• TASK PROMPT:
Exclude the pictures and reproduce the remaining data exactly as written.

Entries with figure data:

····················

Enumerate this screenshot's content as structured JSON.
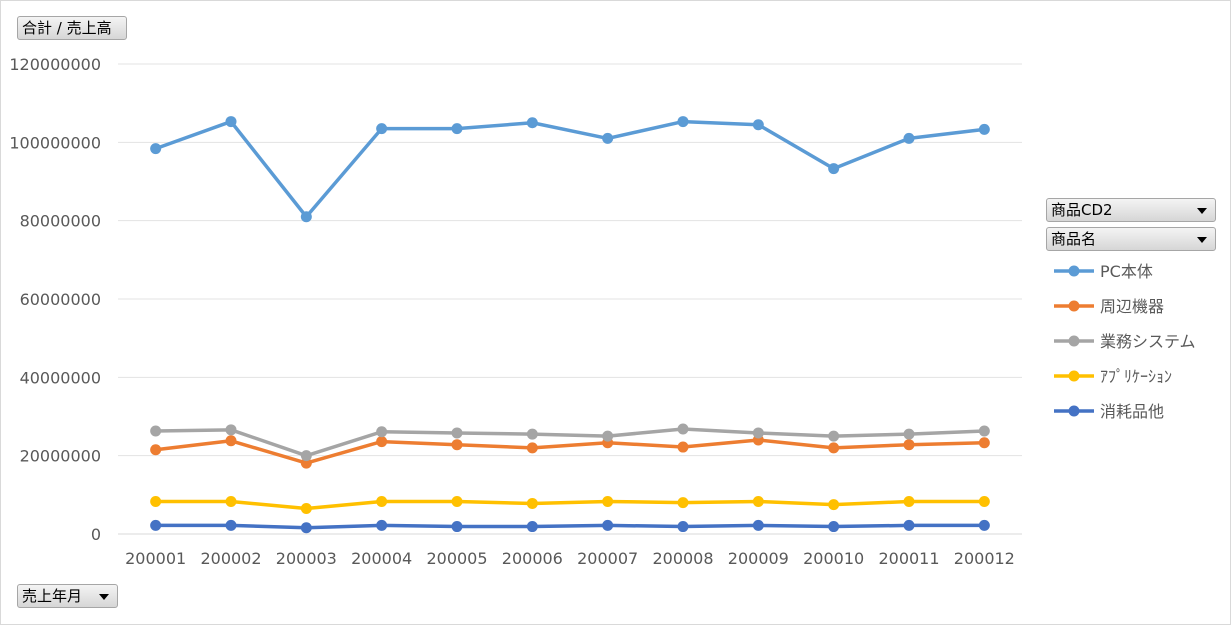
{
  "value_field": {
    "label": "合計 / 売上高"
  },
  "row_field": {
    "label": "売上年月"
  },
  "filters": [
    {
      "label": "商品CD2"
    },
    {
      "label": "商品名"
    }
  ],
  "colors": {
    "PC本体": "#5b9bd5",
    "周辺機器": "#ed7d31",
    "業務システム": "#a5a5a5",
    "ｱﾌﾟﾘｹｰｼｮﾝ": "#ffc000",
    "消耗品他": "#4472c4"
  },
  "chart_data": {
    "type": "line",
    "categories": [
      "200001",
      "200002",
      "200003",
      "200004",
      "200005",
      "200006",
      "200007",
      "200008",
      "200009",
      "200010",
      "200011",
      "200012"
    ],
    "ylim": [
      0,
      120000000
    ],
    "yticks": [
      "0",
      "20000000",
      "40000000",
      "60000000",
      "80000000",
      "100000000",
      "120000000"
    ],
    "grid": true,
    "legend_position": "right",
    "series": [
      {
        "name": "PC本体",
        "values": [
          98400000,
          105300000,
          81000000,
          103500000,
          103500000,
          105000000,
          101000000,
          105300000,
          104500000,
          93300000,
          101000000,
          103300000
        ]
      },
      {
        "name": "周辺機器",
        "values": [
          21500000,
          23800000,
          18100000,
          23600000,
          22800000,
          22000000,
          23300000,
          22200000,
          24000000,
          22000000,
          22800000,
          23300000
        ]
      },
      {
        "name": "業務システム",
        "values": [
          26300000,
          26600000,
          20000000,
          26100000,
          25800000,
          25500000,
          25000000,
          26800000,
          25800000,
          25000000,
          25500000,
          26300000
        ]
      },
      {
        "name": "ｱﾌﾟﾘｹｰｼｮﾝ",
        "values": [
          8300000,
          8300000,
          6500000,
          8300000,
          8300000,
          7800000,
          8300000,
          8000000,
          8300000,
          7500000,
          8300000,
          8300000
        ]
      },
      {
        "name": "消耗品他",
        "values": [
          2200000,
          2200000,
          1600000,
          2200000,
          1900000,
          1900000,
          2200000,
          1900000,
          2200000,
          1900000,
          2200000,
          2200000
        ]
      }
    ]
  }
}
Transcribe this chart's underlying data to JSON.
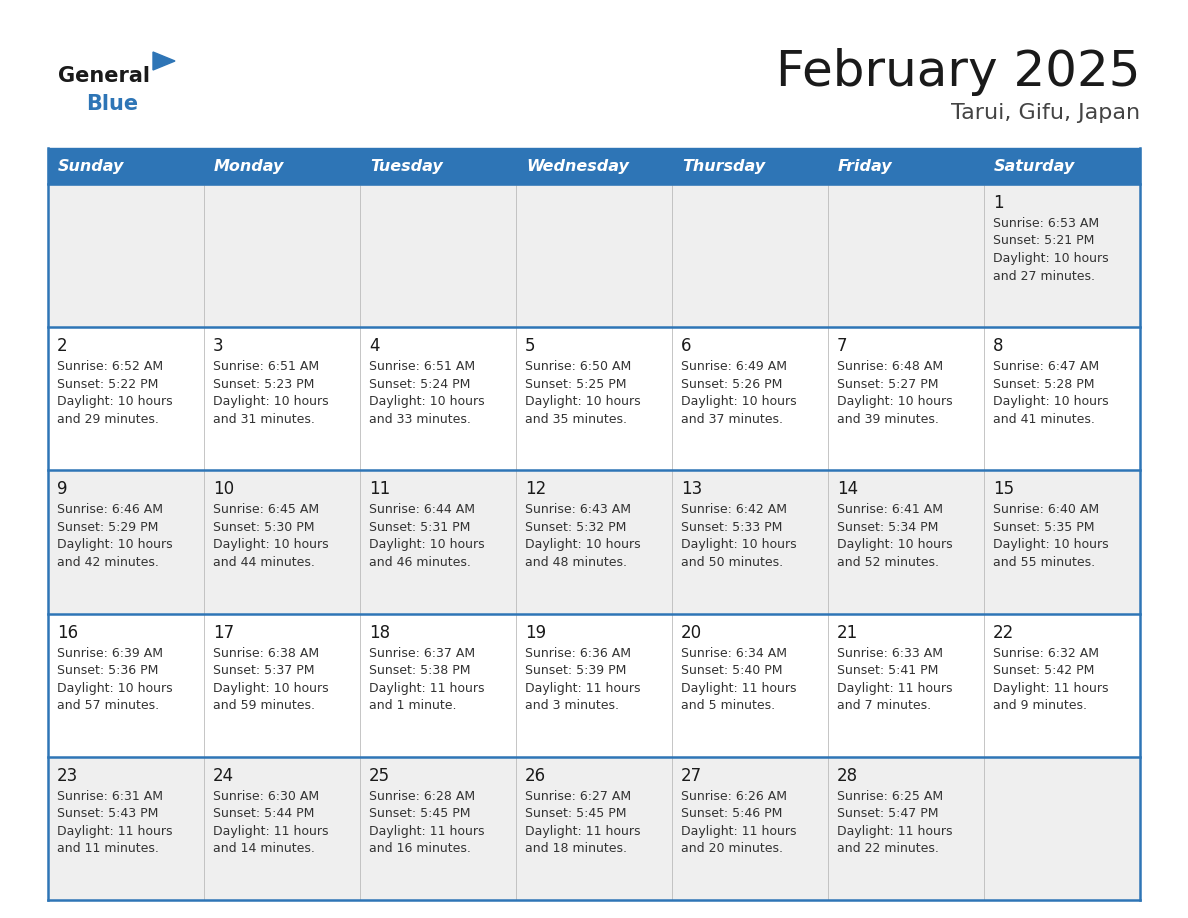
{
  "title": "February 2025",
  "subtitle": "Tarui, Gifu, Japan",
  "header_bg": "#2E75B6",
  "header_text_color": "#FFFFFF",
  "cell_bg_odd": "#EFEFEF",
  "cell_bg_even": "#FFFFFF",
  "cell_border_color": "#2E75B6",
  "day_headers": [
    "Sunday",
    "Monday",
    "Tuesday",
    "Wednesday",
    "Thursday",
    "Friday",
    "Saturday"
  ],
  "title_color": "#1a1a1a",
  "subtitle_color": "#444444",
  "day_number_color": "#1a1a1a",
  "cell_text_color": "#333333",
  "logo_general_color": "#1a1a1a",
  "logo_blue_color": "#2E75B6",
  "logo_triangle_color": "#2E75B6",
  "calendar_data": [
    [
      null,
      null,
      null,
      null,
      null,
      null,
      {
        "day": 1,
        "sunrise": "6:53 AM",
        "sunset": "5:21 PM",
        "daylight": "10 hours and 27 minutes."
      }
    ],
    [
      {
        "day": 2,
        "sunrise": "6:52 AM",
        "sunset": "5:22 PM",
        "daylight": "10 hours and 29 minutes."
      },
      {
        "day": 3,
        "sunrise": "6:51 AM",
        "sunset": "5:23 PM",
        "daylight": "10 hours and 31 minutes."
      },
      {
        "day": 4,
        "sunrise": "6:51 AM",
        "sunset": "5:24 PM",
        "daylight": "10 hours and 33 minutes."
      },
      {
        "day": 5,
        "sunrise": "6:50 AM",
        "sunset": "5:25 PM",
        "daylight": "10 hours and 35 minutes."
      },
      {
        "day": 6,
        "sunrise": "6:49 AM",
        "sunset": "5:26 PM",
        "daylight": "10 hours and 37 minutes."
      },
      {
        "day": 7,
        "sunrise": "6:48 AM",
        "sunset": "5:27 PM",
        "daylight": "10 hours and 39 minutes."
      },
      {
        "day": 8,
        "sunrise": "6:47 AM",
        "sunset": "5:28 PM",
        "daylight": "10 hours and 41 minutes."
      }
    ],
    [
      {
        "day": 9,
        "sunrise": "6:46 AM",
        "sunset": "5:29 PM",
        "daylight": "10 hours and 42 minutes."
      },
      {
        "day": 10,
        "sunrise": "6:45 AM",
        "sunset": "5:30 PM",
        "daylight": "10 hours and 44 minutes."
      },
      {
        "day": 11,
        "sunrise": "6:44 AM",
        "sunset": "5:31 PM",
        "daylight": "10 hours and 46 minutes."
      },
      {
        "day": 12,
        "sunrise": "6:43 AM",
        "sunset": "5:32 PM",
        "daylight": "10 hours and 48 minutes."
      },
      {
        "day": 13,
        "sunrise": "6:42 AM",
        "sunset": "5:33 PM",
        "daylight": "10 hours and 50 minutes."
      },
      {
        "day": 14,
        "sunrise": "6:41 AM",
        "sunset": "5:34 PM",
        "daylight": "10 hours and 52 minutes."
      },
      {
        "day": 15,
        "sunrise": "6:40 AM",
        "sunset": "5:35 PM",
        "daylight": "10 hours and 55 minutes."
      }
    ],
    [
      {
        "day": 16,
        "sunrise": "6:39 AM",
        "sunset": "5:36 PM",
        "daylight": "10 hours and 57 minutes."
      },
      {
        "day": 17,
        "sunrise": "6:38 AM",
        "sunset": "5:37 PM",
        "daylight": "10 hours and 59 minutes."
      },
      {
        "day": 18,
        "sunrise": "6:37 AM",
        "sunset": "5:38 PM",
        "daylight": "11 hours and 1 minute."
      },
      {
        "day": 19,
        "sunrise": "6:36 AM",
        "sunset": "5:39 PM",
        "daylight": "11 hours and 3 minutes."
      },
      {
        "day": 20,
        "sunrise": "6:34 AM",
        "sunset": "5:40 PM",
        "daylight": "11 hours and 5 minutes."
      },
      {
        "day": 21,
        "sunrise": "6:33 AM",
        "sunset": "5:41 PM",
        "daylight": "11 hours and 7 minutes."
      },
      {
        "day": 22,
        "sunrise": "6:32 AM",
        "sunset": "5:42 PM",
        "daylight": "11 hours and 9 minutes."
      }
    ],
    [
      {
        "day": 23,
        "sunrise": "6:31 AM",
        "sunset": "5:43 PM",
        "daylight": "11 hours and 11 minutes."
      },
      {
        "day": 24,
        "sunrise": "6:30 AM",
        "sunset": "5:44 PM",
        "daylight": "11 hours and 14 minutes."
      },
      {
        "day": 25,
        "sunrise": "6:28 AM",
        "sunset": "5:45 PM",
        "daylight": "11 hours and 16 minutes."
      },
      {
        "day": 26,
        "sunrise": "6:27 AM",
        "sunset": "5:45 PM",
        "daylight": "11 hours and 18 minutes."
      },
      {
        "day": 27,
        "sunrise": "6:26 AM",
        "sunset": "5:46 PM",
        "daylight": "11 hours and 20 minutes."
      },
      {
        "day": 28,
        "sunrise": "6:25 AM",
        "sunset": "5:47 PM",
        "daylight": "11 hours and 22 minutes."
      },
      null
    ]
  ]
}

····················

• TASK ANSWER:
Enumerate this screenshot's content as structured JSON.
{
  "value_field": {
    "label": "合計 / 売上高"
  },
  "row_field": {
    "label": "売上年月"
  },
  "filters": [
    {
      "label": "商品CD2"
    },
    {
      "label": "商品名"
    }
  ],
  "colors": {
    "PC本体": "#5b9bd5",
    "周辺機器": "#ed7d31",
    "業務システム": "#a5a5a5",
    "ｱﾌﾟﾘｹｰｼｮﾝ": "#ffc000",
    "消耗品他": "#4472c4"
  },
  "chart_data": {
    "type": "line",
    "categories": [
      "200001",
      "200002",
      "200003",
      "200004",
      "200005",
      "200006",
      "200007",
      "200008",
      "200009",
      "200010",
      "200011",
      "200012"
    ],
    "ylim": [
      0,
      120000000
    ],
    "yticks": [
      "0",
      "20000000",
      "40000000",
      "60000000",
      "80000000",
      "100000000",
      "120000000"
    ],
    "grid": true,
    "legend_position": "right",
    "series": [
      {
        "name": "PC本体",
        "values": [
          98400000,
          105300000,
          81000000,
          103500000,
          103500000,
          105000000,
          101000000,
          105300000,
          104500000,
          93300000,
          101000000,
          103300000
        ]
      },
      {
        "name": "周辺機器",
        "values": [
          21500000,
          23800000,
          18100000,
          23600000,
          22800000,
          22000000,
          23300000,
          22200000,
          24000000,
          22000000,
          22800000,
          23300000
        ]
      },
      {
        "name": "業務システム",
        "values": [
          26300000,
          26600000,
          20000000,
          26100000,
          25800000,
          25500000,
          25000000,
          26800000,
          25800000,
          25000000,
          25500000,
          26300000
        ]
      },
      {
        "name": "ｱﾌﾟﾘｹｰｼｮﾝ",
        "values": [
          8300000,
          8300000,
          6500000,
          8300000,
          8300000,
          7800000,
          8300000,
          8000000,
          8300000,
          7500000,
          8300000,
          8300000
        ]
      },
      {
        "name": "消耗品他",
        "values": [
          2200000,
          2200000,
          1600000,
          2200000,
          1900000,
          1900000,
          2200000,
          1900000,
          2200000,
          1900000,
          2200000,
          2200000
        ]
      }
    ]
  }
}
Transcribe this chart's underlying data to JSON.
{
  "title": "February 2025",
  "subtitle": "Tarui, Gifu, Japan",
  "header_bg": "#2E75B6",
  "header_text_color": "#FFFFFF",
  "cell_bg_odd": "#EFEFEF",
  "cell_bg_even": "#FFFFFF",
  "cell_border_color": "#2E75B6",
  "day_headers": [
    "Sunday",
    "Monday",
    "Tuesday",
    "Wednesday",
    "Thursday",
    "Friday",
    "Saturday"
  ],
  "title_color": "#1a1a1a",
  "subtitle_color": "#444444",
  "day_number_color": "#1a1a1a",
  "cell_text_color": "#333333",
  "logo_general_color": "#1a1a1a",
  "logo_blue_color": "#2E75B6",
  "logo_triangle_color": "#2E75B6",
  "calendar_data": [
    [
      null,
      null,
      null,
      null,
      null,
      null,
      {
        "day": 1,
        "sunrise": "6:53 AM",
        "sunset": "5:21 PM",
        "daylight": "10 hours and 27 minutes."
      }
    ],
    [
      {
        "day": 2,
        "sunrise": "6:52 AM",
        "sunset": "5:22 PM",
        "daylight": "10 hours and 29 minutes."
      },
      {
        "day": 3,
        "sunrise": "6:51 AM",
        "sunset": "5:23 PM",
        "daylight": "10 hours and 31 minutes."
      },
      {
        "day": 4,
        "sunrise": "6:51 AM",
        "sunset": "5:24 PM",
        "daylight": "10 hours and 33 minutes."
      },
      {
        "day": 5,
        "sunrise": "6:50 AM",
        "sunset": "5:25 PM",
        "daylight": "10 hours and 35 minutes."
      },
      {
        "day": 6,
        "sunrise": "6:49 AM",
        "sunset": "5:26 PM",
        "daylight": "10 hours and 37 minutes."
      },
      {
        "day": 7,
        "sunrise": "6:48 AM",
        "sunset": "5:27 PM",
        "daylight": "10 hours and 39 minutes."
      },
      {
        "day": 8,
        "sunrise": "6:47 AM",
        "sunset": "5:28 PM",
        "daylight": "10 hours and 41 minutes."
      }
    ],
    [
      {
        "day": 9,
        "sunrise": "6:46 AM",
        "sunset": "5:29 PM",
        "daylight": "10 hours and 42 minutes."
      },
      {
        "day": 10,
        "sunrise": "6:45 AM",
        "sunset": "5:30 PM",
        "daylight": "10 hours and 44 minutes."
      },
      {
        "day": 11,
        "sunrise": "6:44 AM",
        "sunset": "5:31 PM",
        "daylight": "10 hours and 46 minutes."
      },
      {
        "day": 12,
        "sunrise": "6:43 AM",
        "sunset": "5:32 PM",
        "daylight": "10 hours and 48 minutes."
      },
      {
        "day": 13,
        "sunrise": "6:42 AM",
        "sunset": "5:33 PM",
        "daylight": "10 hours and 50 minutes."
      },
      {
        "day": 14,
        "sunrise": "6:41 AM",
        "sunset": "5:34 PM",
        "daylight": "10 hours and 52 minutes."
      },
      {
        "day": 15,
        "sunrise": "6:40 AM",
        "sunset": "5:35 PM",
        "daylight": "10 hours and 55 minutes."
      }
    ],
    [
      {
        "day": 16,
        "sunrise": "6:39 AM",
        "sunset": "5:36 PM",
        "daylight": "10 hours and 57 minutes."
      },
      {
        "day": 17,
        "sunrise": "6:38 AM",
        "sunset": "5:37 PM",
        "daylight": "10 hours and 59 minutes."
      },
      {
        "day": 18,
        "sunrise": "6:37 AM",
        "sunset": "5:38 PM",
        "daylight": "11 hours and 1 minute."
      },
      {
        "day": 19,
        "sunrise": "6:36 AM",
        "sunset": "5:39 PM",
        "daylight": "11 hours and 3 minutes."
      },
      {
        "day": 20,
        "sunrise": "6:34 AM",
        "sunset": "5:40 PM",
        "daylight": "11 hours and 5 minutes."
      },
      {
        "day": 21,
        "sunrise": "6:33 AM",
        "sunset": "5:41 PM",
        "daylight": "11 hours and 7 minutes."
      },
      {
        "day": 22,
        "sunrise": "6:32 AM",
        "sunset": "5:42 PM",
        "daylight": "11 hours and 9 minutes."
      }
    ],
    [
      {
        "day": 23,
        "sunrise": "6:31 AM",
        "sunset": "5:43 PM",
        "daylight": "11 hours and 11 minutes."
      },
      {
        "day": 24,
        "sunrise": "6:30 AM",
        "sunset": "5:44 PM",
        "daylight": "11 hours and 14 minutes."
      },
      {
        "day": 25,
        "sunrise": "6:28 AM",
        "sunset": "5:45 PM",
        "daylight": "11 hours and 16 minutes."
      },
      {
        "day": 26,
        "sunrise": "6:27 AM",
        "sunset": "5:45 PM",
        "daylight": "11 hours and 18 minutes."
      },
      {
        "day": 27,
        "sunrise": "6:26 AM",
        "sunset": "5:46 PM",
        "daylight": "11 hours and 20 minutes."
      },
      {
        "day": 28,
        "sunrise": "6:25 AM",
        "sunset": "5:47 PM",
        "daylight": "11 hours and 22 minutes."
      },
      null
    ]
  ]
}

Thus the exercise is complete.